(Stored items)
□ □ □
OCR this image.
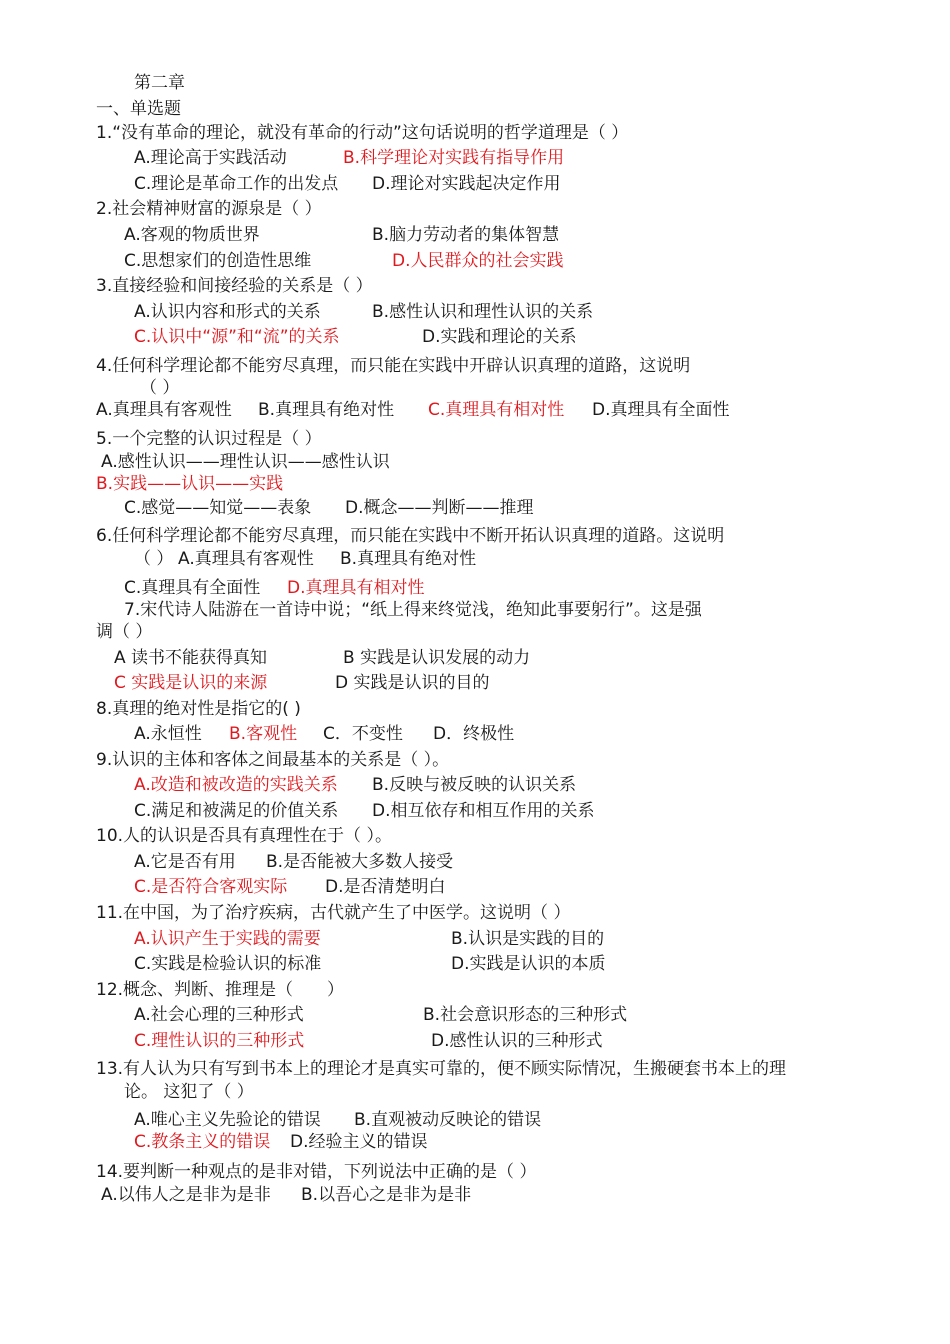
第二章
一、单选题
1.“没有革命的理论，就没有革命的行动”这句话说明的哲学道理是（ ）
A.理论高于实践活动	B.科学理论对实践有指导作用
C.理论是革命工作的出发点 D.理论对实践起决定作用
2.社会精神财富的源泉是（ ）
A.客观的物质世界	B.脑力劳动者的集体智慧
C.思想家们的创造性思维	D.人民群众的社会实践
3.直接经验和间接经验的关系是（ ）
A.认识内容和形式的关系	B.感性认识和理性认识的关系
C.认识中“源”和“流”的关系	D.实践和理论的关系
4.任何科学理论都不能穷尽真理，而只能在实践中开辟认识真理的道路，这说明
（ ）
A.真理具有客观性 B.真理具有绝对性 C.真理具有相对性 D.真理具有全面性
5.一个完整的认识过程是（ ）
A.感性认识——理性认识——感性认识
B.实践——认识——实践
C.感觉——知觉——表象 D.概念——判断——推理
6.任何科学理论都不能穷尽真理，而只能在实践中不断开拓认识真理的道路。这说明
（ ） A.真理具有客观性 B.真理具有绝对性
C.真理具有全面性 D.真理具有相对性
7.宋代诗人陆游在一首诗中说；“纸上得来终觉浅，绝知此事要躬行”。这是强
调（ ）
A 读书不能获得真知	B 实践是认识发展的动力
C 实践是认识的来源	D 实践是认识的目的
8.真理的绝对性是指它的( )
A.永恒性 B.客观性 C．不变性 D．终极性
9.认识的主体和客体之间最基本的关系是（ ）。
A.改造和被改造的实践关系 B.反映与被反映的认识关系
C.满足和被满足的价值关系 D.相互依存和相互作用的关系
10.人的认识是否具有真理性在于（ ）。
A.它是否有用 B.是否能被大多数人接受
C.是否符合客观实际 D.是否清楚明白
11.在中国，为了治疗疾病，古代就产生了中医学。这说明（ ）
A.认识产生于实践的需要	B.认识是实践的目的
C.实践是检验认识的标准	D.实践是认识的本质
12.概念、判断、推理是（　　）
A.社会心理的三种形式	B.社会意识形态的三种形式
C.理性认识的三种形式	D.感性认识的三种形式
13.有人认为只有写到书本上的理论才是真实可靠的，便不顾实际情况，生搬硬套书本上的理
论。 这犯了（ ）
A.唯心主义先验论的错误 B.直观被动反映论的错误
C.教条主义的错误 D.经验主义的错误
14.要判断一种观点的是非对错，下列说法中正确的是（ ）
A.以伟人之是非为是非 B.以吾心之是非为是非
□ □ □
- [WHAT IS NEEDED]
Tally the lines above that contain the word "真理具有相对性", and reply with only the number.

- [FINISHED TASK]
2